Task description: In the listing below, locate the lines bearing the word "soon". Copy every one of them.

Material shown:
········

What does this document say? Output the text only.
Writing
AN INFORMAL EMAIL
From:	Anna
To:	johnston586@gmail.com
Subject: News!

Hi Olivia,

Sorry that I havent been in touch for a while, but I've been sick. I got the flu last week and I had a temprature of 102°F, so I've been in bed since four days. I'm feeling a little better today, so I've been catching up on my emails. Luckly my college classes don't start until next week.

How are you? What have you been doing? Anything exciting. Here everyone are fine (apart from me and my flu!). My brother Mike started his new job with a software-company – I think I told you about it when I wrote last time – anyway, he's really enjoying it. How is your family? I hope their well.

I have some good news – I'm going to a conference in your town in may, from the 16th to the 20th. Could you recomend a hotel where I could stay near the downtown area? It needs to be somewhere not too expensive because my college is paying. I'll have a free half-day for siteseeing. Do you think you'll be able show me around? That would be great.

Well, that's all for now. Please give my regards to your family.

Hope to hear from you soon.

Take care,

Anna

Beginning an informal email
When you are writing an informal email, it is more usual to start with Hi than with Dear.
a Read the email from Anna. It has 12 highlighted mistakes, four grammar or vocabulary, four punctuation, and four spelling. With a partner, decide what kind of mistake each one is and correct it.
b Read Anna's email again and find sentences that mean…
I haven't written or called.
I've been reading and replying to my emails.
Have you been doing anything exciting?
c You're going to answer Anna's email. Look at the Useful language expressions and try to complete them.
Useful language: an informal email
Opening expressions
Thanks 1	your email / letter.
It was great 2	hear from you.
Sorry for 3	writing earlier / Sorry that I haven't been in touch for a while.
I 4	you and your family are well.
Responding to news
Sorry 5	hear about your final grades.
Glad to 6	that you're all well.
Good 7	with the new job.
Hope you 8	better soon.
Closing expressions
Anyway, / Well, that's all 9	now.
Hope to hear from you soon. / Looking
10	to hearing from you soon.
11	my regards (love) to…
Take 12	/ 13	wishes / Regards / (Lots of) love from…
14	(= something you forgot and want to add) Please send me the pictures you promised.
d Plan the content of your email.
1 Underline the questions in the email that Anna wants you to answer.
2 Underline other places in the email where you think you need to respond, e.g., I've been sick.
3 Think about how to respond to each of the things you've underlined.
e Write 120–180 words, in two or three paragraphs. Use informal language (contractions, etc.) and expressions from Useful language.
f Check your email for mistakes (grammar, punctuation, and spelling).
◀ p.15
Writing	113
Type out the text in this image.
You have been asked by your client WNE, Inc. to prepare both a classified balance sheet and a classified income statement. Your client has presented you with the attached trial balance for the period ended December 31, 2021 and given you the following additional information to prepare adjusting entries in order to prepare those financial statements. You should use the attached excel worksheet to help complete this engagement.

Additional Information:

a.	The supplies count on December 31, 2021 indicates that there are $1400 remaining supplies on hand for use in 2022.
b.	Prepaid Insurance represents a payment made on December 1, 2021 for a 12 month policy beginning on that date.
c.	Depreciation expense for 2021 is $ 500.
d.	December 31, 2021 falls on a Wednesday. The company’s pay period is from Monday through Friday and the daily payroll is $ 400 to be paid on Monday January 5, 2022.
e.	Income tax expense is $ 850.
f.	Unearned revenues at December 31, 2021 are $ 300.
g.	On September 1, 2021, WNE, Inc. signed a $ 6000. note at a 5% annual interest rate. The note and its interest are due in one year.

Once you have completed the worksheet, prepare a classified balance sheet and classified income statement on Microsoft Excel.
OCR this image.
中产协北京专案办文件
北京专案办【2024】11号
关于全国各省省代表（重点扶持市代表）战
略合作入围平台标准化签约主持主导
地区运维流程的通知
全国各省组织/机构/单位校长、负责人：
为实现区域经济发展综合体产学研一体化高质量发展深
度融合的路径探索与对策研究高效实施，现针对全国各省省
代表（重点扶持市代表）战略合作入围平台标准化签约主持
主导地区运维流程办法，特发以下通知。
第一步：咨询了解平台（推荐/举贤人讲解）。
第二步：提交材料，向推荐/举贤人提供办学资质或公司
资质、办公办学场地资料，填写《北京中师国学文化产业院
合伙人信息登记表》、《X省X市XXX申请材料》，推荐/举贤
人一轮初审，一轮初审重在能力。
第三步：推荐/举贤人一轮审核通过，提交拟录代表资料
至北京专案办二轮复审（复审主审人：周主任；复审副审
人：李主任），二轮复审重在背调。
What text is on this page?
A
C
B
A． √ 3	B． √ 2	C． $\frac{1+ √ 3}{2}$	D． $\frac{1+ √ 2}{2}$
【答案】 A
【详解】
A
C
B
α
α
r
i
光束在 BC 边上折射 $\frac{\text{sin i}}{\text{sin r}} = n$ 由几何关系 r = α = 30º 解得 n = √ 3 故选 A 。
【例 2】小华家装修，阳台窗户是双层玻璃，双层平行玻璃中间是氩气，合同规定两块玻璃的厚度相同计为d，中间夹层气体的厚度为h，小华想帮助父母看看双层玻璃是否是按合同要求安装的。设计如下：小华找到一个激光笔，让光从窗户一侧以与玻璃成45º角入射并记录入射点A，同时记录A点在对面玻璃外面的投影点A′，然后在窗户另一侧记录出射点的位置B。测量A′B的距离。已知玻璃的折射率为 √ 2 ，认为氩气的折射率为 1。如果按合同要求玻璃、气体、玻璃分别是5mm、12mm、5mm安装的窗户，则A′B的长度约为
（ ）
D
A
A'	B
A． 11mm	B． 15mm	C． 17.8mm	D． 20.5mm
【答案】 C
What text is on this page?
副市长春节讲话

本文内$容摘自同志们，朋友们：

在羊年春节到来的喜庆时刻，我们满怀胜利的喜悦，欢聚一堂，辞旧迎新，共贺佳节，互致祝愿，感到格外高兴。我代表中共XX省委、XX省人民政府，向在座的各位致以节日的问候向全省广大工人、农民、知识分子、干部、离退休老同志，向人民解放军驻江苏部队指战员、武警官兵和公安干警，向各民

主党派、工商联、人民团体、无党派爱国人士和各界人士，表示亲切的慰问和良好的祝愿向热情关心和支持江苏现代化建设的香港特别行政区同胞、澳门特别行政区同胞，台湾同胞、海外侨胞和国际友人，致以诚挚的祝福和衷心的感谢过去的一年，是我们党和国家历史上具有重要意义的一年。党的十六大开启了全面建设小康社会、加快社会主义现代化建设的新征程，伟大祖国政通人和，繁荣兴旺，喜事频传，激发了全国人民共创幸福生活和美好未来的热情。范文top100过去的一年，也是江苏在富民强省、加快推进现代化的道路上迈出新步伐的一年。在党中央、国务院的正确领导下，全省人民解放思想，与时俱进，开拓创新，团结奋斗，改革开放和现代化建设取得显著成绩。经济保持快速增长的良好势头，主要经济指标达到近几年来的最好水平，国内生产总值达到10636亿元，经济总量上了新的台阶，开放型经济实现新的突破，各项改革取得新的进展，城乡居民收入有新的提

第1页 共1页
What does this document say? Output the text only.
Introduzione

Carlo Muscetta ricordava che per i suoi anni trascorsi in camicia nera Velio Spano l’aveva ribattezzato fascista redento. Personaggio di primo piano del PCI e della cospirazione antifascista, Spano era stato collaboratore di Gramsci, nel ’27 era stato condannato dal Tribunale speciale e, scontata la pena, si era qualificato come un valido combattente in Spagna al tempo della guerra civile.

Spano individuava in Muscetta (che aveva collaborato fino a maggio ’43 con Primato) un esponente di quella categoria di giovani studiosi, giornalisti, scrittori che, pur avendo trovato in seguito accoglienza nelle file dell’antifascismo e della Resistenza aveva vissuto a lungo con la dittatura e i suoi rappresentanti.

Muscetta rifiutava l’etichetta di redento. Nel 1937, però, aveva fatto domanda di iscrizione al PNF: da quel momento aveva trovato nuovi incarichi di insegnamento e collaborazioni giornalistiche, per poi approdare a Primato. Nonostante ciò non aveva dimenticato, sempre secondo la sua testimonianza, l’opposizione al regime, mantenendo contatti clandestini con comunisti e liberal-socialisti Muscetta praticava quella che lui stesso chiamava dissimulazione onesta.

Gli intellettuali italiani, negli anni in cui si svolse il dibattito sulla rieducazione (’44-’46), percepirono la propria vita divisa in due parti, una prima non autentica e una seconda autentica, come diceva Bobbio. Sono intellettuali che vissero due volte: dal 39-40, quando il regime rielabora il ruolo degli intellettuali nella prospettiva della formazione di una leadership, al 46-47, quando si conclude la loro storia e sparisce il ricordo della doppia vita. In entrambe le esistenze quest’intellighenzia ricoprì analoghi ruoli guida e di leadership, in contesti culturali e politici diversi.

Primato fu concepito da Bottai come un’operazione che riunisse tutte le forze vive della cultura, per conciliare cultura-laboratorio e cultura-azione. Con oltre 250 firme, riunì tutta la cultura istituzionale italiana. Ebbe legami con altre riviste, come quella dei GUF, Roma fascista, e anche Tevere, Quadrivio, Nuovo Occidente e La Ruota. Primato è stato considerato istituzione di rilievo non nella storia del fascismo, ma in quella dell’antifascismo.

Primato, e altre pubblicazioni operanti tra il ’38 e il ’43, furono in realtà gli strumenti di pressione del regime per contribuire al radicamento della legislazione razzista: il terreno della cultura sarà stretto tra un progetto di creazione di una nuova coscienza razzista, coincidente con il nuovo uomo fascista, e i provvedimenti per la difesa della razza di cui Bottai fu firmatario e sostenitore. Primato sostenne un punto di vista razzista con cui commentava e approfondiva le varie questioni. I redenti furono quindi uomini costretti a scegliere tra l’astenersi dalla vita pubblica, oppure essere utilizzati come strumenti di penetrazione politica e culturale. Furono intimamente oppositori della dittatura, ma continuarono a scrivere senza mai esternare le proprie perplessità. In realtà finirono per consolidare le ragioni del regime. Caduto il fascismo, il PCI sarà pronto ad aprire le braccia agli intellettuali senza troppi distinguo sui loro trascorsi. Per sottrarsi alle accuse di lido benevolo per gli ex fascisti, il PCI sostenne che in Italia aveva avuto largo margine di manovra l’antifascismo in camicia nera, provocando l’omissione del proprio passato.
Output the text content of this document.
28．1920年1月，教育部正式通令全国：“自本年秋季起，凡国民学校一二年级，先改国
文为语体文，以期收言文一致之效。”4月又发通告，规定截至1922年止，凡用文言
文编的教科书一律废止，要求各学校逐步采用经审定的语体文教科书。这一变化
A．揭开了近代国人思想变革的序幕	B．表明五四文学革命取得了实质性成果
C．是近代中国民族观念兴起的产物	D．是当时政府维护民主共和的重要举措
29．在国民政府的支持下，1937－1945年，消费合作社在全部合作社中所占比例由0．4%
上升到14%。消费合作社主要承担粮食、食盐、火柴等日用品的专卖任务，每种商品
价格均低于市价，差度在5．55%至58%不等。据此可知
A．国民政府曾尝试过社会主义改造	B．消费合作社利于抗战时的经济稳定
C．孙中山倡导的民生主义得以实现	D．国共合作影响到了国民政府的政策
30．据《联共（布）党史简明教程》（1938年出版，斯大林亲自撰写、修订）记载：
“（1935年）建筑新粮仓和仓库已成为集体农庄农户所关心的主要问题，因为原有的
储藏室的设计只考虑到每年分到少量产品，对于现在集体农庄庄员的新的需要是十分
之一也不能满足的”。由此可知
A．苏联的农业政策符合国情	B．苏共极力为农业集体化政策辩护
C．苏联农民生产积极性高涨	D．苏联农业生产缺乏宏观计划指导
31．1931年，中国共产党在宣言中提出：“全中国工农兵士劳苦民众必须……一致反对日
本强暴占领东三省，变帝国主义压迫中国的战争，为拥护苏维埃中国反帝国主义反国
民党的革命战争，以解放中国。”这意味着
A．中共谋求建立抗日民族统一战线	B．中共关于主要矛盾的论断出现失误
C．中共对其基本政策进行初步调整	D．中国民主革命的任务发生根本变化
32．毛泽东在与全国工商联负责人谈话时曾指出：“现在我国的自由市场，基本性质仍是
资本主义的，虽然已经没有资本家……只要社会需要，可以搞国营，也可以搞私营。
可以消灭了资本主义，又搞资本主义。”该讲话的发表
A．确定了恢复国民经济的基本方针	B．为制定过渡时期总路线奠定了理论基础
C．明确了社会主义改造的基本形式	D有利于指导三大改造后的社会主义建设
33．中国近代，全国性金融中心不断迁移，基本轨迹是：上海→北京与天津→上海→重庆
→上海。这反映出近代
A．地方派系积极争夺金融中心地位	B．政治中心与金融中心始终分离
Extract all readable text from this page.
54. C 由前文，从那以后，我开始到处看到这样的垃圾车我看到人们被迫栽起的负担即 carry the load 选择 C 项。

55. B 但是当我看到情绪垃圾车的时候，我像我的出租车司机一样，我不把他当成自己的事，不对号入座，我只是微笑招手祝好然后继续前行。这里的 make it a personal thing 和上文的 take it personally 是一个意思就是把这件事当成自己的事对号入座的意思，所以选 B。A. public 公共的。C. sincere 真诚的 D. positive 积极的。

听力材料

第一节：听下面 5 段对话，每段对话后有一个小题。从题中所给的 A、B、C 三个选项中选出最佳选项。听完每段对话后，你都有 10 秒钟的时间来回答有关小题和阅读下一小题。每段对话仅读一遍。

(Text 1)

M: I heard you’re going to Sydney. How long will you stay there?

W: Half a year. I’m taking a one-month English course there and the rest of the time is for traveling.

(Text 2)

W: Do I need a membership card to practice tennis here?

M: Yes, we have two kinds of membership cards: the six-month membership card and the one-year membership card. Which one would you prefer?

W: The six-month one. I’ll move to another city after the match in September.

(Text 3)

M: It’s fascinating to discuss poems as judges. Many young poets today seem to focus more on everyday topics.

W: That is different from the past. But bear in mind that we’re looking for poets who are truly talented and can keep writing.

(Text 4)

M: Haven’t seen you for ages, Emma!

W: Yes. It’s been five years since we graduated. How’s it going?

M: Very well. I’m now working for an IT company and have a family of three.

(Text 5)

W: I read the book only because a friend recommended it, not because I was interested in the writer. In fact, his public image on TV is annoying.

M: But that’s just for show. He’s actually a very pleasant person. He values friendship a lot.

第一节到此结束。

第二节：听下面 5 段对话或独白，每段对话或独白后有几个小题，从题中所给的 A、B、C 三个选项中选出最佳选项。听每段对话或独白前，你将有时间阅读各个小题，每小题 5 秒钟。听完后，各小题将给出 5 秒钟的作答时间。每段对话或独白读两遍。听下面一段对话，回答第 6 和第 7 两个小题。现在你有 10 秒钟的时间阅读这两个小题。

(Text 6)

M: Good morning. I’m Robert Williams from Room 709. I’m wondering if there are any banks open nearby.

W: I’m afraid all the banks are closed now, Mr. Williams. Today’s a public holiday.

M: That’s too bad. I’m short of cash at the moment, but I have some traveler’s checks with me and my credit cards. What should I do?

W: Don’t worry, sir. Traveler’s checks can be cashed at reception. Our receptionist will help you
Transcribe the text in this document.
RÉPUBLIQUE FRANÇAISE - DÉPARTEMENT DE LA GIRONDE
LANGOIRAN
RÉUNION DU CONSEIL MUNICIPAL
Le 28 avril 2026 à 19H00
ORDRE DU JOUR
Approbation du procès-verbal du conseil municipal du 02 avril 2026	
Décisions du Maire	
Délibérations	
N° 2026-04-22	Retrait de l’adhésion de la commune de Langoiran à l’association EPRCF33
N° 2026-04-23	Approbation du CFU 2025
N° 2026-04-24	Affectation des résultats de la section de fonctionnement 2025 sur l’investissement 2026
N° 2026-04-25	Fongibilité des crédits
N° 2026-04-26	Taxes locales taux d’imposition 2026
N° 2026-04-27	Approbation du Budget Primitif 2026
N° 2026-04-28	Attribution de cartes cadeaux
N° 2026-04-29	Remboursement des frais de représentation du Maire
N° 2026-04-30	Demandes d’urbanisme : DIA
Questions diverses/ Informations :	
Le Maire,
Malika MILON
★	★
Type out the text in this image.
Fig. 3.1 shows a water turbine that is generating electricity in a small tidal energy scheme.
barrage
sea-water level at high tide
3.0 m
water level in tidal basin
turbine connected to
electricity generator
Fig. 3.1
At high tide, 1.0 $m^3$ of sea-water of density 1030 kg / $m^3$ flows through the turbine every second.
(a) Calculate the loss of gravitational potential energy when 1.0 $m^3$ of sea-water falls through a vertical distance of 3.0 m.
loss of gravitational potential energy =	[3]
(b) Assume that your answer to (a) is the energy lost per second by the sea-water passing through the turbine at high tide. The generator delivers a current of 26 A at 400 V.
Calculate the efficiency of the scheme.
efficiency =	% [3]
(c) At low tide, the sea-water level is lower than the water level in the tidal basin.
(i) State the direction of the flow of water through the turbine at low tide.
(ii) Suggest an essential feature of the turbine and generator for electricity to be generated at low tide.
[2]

········

Task solution:
Hope to hear from you soon.
Hope you 8	better soon.
Hope to hear from you soon. / Looking
10	to hearing from you soon.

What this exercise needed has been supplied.